Task to complete: In your copy, leave out the pictures; write out all the data exactly.

Exercise inputs:
━━━

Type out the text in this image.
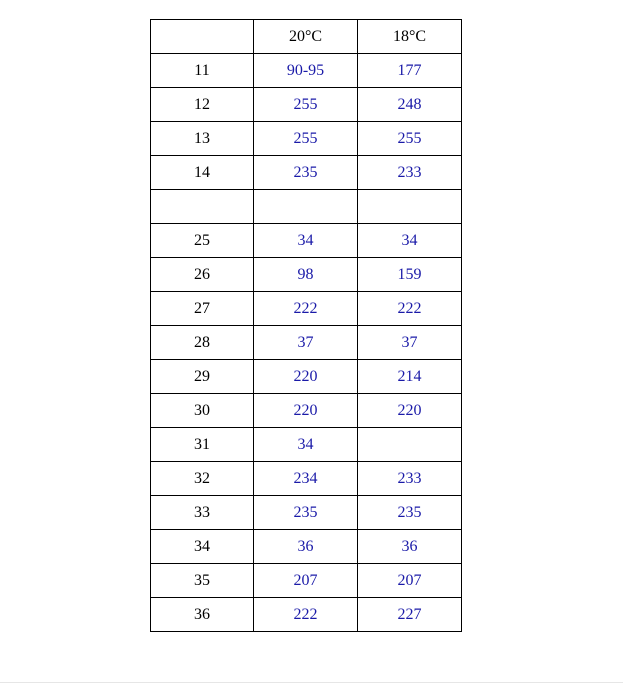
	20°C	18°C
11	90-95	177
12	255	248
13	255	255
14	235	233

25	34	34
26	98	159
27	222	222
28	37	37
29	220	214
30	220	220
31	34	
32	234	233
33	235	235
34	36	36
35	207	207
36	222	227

━━━

Answer:
Type out the text in this image.
	20°C	18°C
11	90-95	177
12	255	248
13	255	255
14	235	233

25	34	34
26	98	159
27	222	222
28	37	37
29	220	214
30	220	220
31	34	
32	234	233
33	235	235
34	36	36
35	207	207
36	222	227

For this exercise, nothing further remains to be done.